REQUIRED WORK: Look below. Copy each line that has "Bias" in it.
---------- PROVIDED INFORMATION ----------
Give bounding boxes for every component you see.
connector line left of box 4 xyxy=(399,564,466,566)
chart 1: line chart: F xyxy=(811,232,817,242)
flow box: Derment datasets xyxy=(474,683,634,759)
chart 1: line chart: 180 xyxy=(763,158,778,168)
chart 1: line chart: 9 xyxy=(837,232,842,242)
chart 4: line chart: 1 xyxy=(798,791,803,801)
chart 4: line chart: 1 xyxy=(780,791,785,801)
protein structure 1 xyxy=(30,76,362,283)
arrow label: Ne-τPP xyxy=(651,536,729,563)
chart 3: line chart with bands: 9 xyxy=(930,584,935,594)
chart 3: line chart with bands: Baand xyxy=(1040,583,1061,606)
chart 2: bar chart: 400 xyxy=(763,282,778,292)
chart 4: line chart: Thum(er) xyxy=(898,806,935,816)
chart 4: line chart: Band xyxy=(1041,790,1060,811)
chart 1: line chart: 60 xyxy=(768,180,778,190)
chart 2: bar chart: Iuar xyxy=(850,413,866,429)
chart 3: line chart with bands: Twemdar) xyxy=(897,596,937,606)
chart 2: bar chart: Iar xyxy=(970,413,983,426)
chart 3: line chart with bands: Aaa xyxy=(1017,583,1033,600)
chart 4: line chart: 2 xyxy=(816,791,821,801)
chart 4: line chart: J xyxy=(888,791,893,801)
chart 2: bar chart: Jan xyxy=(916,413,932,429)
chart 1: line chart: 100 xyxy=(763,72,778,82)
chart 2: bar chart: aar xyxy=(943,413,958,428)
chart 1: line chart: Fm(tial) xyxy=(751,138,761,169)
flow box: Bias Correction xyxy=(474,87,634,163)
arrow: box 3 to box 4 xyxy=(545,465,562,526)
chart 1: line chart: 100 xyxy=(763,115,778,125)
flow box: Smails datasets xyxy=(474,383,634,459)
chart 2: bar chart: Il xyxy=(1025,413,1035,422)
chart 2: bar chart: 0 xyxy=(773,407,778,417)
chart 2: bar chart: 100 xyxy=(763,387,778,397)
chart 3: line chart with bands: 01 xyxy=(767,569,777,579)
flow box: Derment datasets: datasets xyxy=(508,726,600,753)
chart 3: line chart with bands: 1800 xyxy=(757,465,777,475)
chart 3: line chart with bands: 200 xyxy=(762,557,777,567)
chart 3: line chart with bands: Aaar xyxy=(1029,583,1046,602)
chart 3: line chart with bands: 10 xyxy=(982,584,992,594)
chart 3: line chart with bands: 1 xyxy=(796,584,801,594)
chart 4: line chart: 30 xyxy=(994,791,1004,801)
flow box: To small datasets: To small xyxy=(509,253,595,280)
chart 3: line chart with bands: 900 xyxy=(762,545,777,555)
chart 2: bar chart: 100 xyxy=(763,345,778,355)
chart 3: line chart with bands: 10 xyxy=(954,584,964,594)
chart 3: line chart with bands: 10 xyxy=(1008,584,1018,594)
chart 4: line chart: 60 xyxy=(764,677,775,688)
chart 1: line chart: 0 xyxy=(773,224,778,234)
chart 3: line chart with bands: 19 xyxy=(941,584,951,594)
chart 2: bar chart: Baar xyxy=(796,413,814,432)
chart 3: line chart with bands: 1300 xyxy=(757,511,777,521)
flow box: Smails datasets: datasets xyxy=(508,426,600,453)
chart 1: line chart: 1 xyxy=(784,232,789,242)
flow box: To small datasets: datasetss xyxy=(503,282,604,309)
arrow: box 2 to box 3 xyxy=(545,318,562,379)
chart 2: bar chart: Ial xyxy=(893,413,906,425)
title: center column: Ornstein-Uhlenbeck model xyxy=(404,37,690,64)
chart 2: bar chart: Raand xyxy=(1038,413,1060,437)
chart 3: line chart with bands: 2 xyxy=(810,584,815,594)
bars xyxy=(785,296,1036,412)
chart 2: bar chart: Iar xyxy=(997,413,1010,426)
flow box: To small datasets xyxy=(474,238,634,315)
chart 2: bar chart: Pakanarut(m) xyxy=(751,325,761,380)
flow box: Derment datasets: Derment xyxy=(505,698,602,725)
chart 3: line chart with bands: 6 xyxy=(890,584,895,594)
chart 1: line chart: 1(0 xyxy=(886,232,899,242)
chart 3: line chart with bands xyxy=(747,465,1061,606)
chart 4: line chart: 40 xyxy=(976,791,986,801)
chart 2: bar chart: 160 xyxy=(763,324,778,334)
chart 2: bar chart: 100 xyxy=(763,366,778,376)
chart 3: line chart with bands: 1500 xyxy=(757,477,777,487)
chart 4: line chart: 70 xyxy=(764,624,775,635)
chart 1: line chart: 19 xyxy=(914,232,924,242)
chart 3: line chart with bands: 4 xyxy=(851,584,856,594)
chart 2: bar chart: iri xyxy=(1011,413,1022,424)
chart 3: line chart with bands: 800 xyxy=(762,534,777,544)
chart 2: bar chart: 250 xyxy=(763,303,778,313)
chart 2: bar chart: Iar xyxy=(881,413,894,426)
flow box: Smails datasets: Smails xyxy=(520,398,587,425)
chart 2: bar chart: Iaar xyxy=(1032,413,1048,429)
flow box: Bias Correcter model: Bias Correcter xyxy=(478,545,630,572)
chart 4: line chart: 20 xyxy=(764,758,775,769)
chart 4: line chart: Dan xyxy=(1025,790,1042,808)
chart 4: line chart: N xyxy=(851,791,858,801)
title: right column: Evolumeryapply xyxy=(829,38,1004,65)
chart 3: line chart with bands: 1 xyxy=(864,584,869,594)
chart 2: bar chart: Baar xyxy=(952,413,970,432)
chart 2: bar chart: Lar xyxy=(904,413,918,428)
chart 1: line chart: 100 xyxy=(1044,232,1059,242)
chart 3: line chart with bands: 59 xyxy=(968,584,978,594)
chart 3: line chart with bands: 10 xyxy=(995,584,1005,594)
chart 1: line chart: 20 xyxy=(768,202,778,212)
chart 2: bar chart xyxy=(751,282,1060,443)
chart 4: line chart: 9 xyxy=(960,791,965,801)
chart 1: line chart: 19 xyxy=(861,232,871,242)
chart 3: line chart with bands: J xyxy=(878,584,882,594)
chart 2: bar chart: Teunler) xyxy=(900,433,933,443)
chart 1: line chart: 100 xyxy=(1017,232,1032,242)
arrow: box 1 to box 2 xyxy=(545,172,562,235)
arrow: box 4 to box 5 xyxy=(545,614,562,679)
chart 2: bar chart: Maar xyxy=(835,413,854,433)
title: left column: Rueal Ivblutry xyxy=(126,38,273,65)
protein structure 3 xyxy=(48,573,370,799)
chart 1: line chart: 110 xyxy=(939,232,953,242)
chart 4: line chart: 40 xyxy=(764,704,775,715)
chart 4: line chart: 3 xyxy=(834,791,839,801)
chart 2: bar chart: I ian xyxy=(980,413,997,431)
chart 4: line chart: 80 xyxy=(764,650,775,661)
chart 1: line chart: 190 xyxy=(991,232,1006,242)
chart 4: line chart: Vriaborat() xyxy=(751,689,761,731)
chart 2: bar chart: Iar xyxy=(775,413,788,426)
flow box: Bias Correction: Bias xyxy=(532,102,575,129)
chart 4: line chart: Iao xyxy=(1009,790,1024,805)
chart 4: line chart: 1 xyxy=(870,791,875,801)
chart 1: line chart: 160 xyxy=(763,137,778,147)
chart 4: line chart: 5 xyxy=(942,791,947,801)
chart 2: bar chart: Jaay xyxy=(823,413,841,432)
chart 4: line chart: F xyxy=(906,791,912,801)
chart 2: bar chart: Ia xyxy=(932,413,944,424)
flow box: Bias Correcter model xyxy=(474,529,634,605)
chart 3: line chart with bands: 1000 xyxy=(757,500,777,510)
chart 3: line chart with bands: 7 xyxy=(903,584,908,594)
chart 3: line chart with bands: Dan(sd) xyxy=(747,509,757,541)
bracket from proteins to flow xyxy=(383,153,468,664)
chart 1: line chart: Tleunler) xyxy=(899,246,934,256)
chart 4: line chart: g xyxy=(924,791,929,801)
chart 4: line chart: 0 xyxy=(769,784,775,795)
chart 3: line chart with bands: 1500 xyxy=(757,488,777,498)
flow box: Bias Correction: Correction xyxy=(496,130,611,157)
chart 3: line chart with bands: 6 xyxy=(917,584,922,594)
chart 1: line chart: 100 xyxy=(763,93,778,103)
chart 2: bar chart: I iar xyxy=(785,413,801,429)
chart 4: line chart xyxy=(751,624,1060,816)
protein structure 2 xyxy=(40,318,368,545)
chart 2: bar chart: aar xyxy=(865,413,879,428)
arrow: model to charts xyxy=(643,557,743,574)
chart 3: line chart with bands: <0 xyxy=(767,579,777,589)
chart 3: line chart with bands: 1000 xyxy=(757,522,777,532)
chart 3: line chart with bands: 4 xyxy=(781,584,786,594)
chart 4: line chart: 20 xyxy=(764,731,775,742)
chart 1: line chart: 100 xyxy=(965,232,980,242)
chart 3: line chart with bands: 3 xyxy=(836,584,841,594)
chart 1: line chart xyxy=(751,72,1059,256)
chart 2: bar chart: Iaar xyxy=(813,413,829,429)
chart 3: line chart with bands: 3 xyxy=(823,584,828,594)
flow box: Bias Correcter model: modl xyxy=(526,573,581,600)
----------
EXERCISE RESPONSE:
flow box: Bias Correction xyxy=(474,87,634,163)
flow box: Bias Correcter model: Bias Correcter xyxy=(478,545,630,572)
flow box: Bias Correction: Bias xyxy=(532,102,575,129)
flow box: Bias Correcter model xyxy=(474,529,634,605)
flow box: Bias Correction: Correction xyxy=(496,130,611,157)
flow box: Bias Correcter model: modl xyxy=(526,573,581,600)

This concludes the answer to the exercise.